**What to work on**
Return every line below as is, leaving out the pictures.

**Records for the exercise**
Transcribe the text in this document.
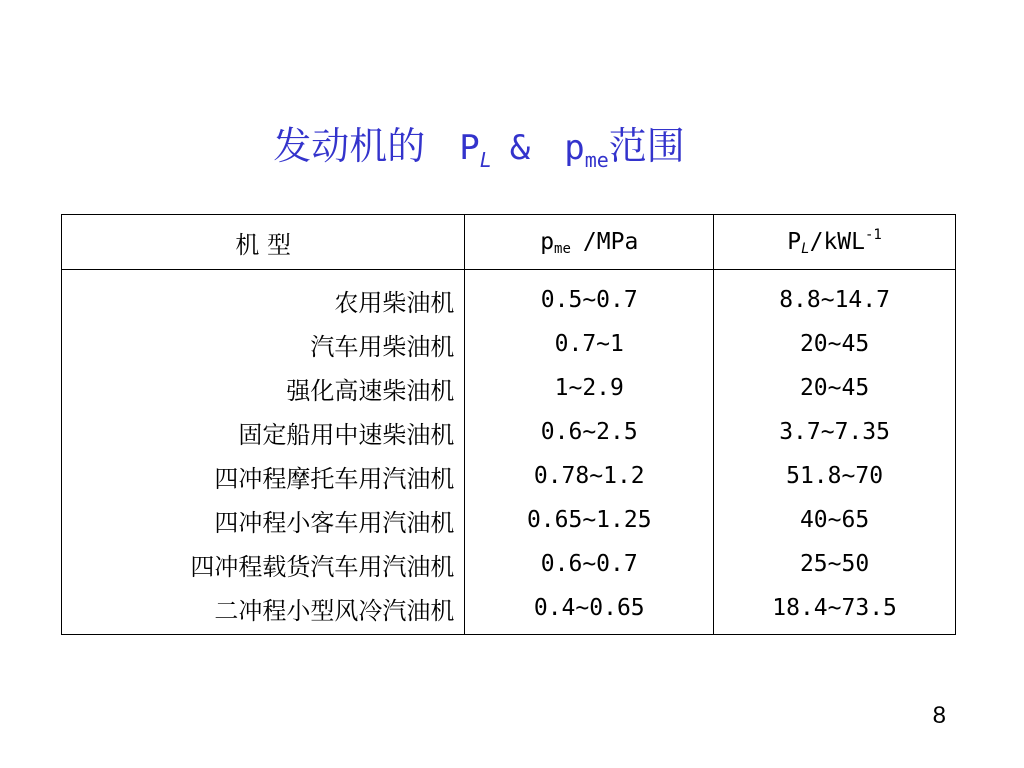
发动机的 $P_L$ & $p_{me}$范围
机 型	$p_{me}$ /MPa	$P_L/kWL^{-1}$
农用柴油机	0.5~0.7	8.8~14.7
汽车用柴油机	0.7~1	20~45
强化高速柴油机	1~2.9	20~45
固定船用中速柴油机	0.6~2.5	3.7~7.35
四冲程摩托车用汽油机	0.78~1.2	51.8~70
四冲程小客车用汽油机	0.65~1.25	40~65
四冲程载货汽车用汽油机	0.6~0.7	25~50
二冲程小型风冷汽油机	0.4~0.65	18.4~73.5
8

**Response**
Transcribe the text in this document.
发动机的 $P_L$ & $p_{me}$范围
机 型	$p_{me}$ /MPa	$P_L/kWL^{-1}$
农用柴油机	0.5~0.7	8.8~14.7
汽车用柴油机	0.7~1	20~45
强化高速柴油机	1~2.9	20~45
固定船用中速柴油机	0.6~2.5	3.7~7.35
四冲程摩托车用汽油机	0.78~1.2	51.8~70
四冲程小客车用汽油机	0.65~1.25	40~65
四冲程载货汽车用汽油机	0.6~0.7	25~50
二冲程小型风冷汽油机	0.4~0.65	18.4~73.5
8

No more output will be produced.